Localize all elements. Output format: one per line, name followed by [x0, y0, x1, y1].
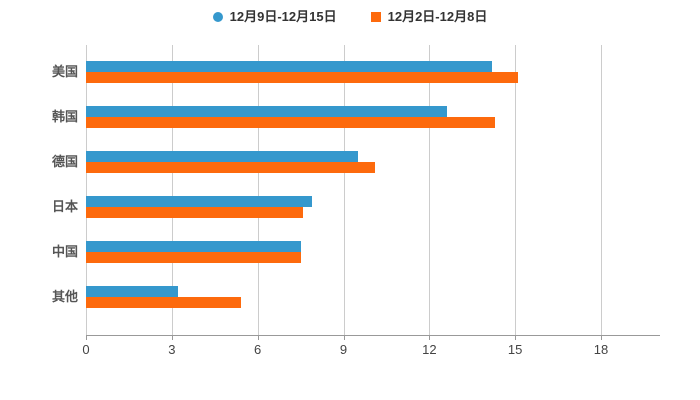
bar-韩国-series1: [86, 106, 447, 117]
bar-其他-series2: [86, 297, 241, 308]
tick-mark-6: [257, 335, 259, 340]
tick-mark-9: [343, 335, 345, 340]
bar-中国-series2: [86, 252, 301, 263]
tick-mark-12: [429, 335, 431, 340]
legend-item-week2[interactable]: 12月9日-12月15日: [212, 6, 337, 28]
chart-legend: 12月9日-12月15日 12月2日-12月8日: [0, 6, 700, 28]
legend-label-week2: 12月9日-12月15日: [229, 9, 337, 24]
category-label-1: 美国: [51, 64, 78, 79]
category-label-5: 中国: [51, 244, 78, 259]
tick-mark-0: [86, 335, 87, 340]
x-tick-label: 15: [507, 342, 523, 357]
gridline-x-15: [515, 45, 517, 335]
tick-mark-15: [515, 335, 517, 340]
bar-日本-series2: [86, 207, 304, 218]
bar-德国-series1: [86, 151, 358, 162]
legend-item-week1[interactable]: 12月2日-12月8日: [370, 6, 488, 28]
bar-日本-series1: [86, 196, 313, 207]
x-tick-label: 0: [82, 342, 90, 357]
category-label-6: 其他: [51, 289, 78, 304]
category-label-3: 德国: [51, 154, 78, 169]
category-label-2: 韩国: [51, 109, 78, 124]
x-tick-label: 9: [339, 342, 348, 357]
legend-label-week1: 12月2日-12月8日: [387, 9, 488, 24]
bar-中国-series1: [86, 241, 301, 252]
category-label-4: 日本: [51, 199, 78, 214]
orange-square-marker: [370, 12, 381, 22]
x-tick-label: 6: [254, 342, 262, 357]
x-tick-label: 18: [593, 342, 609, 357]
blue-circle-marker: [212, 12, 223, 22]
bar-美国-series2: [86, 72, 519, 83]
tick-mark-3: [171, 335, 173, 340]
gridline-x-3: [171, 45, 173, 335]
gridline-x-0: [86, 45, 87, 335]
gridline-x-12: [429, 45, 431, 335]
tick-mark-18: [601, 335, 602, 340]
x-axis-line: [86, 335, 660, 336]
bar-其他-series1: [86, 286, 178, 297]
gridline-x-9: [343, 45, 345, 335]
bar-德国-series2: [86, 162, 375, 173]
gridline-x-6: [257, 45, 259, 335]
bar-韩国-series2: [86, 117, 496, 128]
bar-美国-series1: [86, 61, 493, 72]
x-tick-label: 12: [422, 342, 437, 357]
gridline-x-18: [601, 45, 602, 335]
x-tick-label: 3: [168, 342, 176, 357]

━━━━━━━━━━━━━━━━━━━━

**Required work**
Copy the records above line for line, without changing anything, and leave out the pictures.

**Answer in full**
Localize all elements. Output format: one per line, name followed by [x0, y0, x1, y1].
bar-韩国-series1: [86, 106, 447, 117]
bar-其他-series2: [86, 297, 241, 308]
tick-mark-6: [257, 335, 259, 340]
tick-mark-9: [343, 335, 345, 340]
bar-中国-series2: [86, 252, 301, 263]
tick-mark-12: [429, 335, 431, 340]
legend-item-week2[interactable]: 12月9日-12月15日: [212, 6, 337, 28]
chart-legend: 12月9日-12月15日 12月2日-12月8日: [0, 6, 700, 28]
legend-label-week2: 12月9日-12月15日: [229, 9, 337, 24]
category-label-1: 美国: [51, 64, 78, 79]
category-label-5: 中国: [51, 244, 78, 259]
tick-mark-0: [86, 335, 87, 340]
x-tick-label: 15: [507, 342, 523, 357]
gridline-x-15: [515, 45, 517, 335]
tick-mark-15: [515, 335, 517, 340]
bar-日本-series2: [86, 207, 304, 218]
bar-德国-series1: [86, 151, 358, 162]
legend-item-week1[interactable]: 12月2日-12月8日: [370, 6, 488, 28]
bar-日本-series1: [86, 196, 313, 207]
x-tick-label: 0: [82, 342, 90, 357]
category-label-6: 其他: [51, 289, 78, 304]
category-label-3: 德国: [51, 154, 78, 169]
category-label-2: 韩国: [51, 109, 78, 124]
x-tick-label: 9: [339, 342, 348, 357]
legend-label-week1: 12月2日-12月8日: [387, 9, 488, 24]
bar-中国-series1: [86, 241, 301, 252]
category-label-4: 日本: [51, 199, 78, 214]
orange-square-marker: [370, 12, 381, 22]
x-tick-label: 6: [254, 342, 262, 357]
x-tick-label: 18: [593, 342, 609, 357]
blue-circle-marker: [212, 12, 223, 22]
bar-美国-series2: [86, 72, 519, 83]
tick-mark-3: [171, 335, 173, 340]
gridline-x-3: [171, 45, 173, 335]
gridline-x-0: [86, 45, 87, 335]
gridline-x-12: [429, 45, 431, 335]
tick-mark-18: [601, 335, 602, 340]
x-axis-line: [86, 335, 660, 336]
bar-其他-series1: [86, 286, 178, 297]
gridline-x-9: [343, 45, 345, 335]
bar-德国-series2: [86, 162, 375, 173]
gridline-x-6: [257, 45, 259, 335]
bar-韩国-series2: [86, 117, 496, 128]
bar-美国-series1: [86, 61, 493, 72]
x-tick-label: 12: [422, 342, 437, 357]
gridline-x-18: [601, 45, 602, 335]
x-tick-label: 3: [168, 342, 176, 357]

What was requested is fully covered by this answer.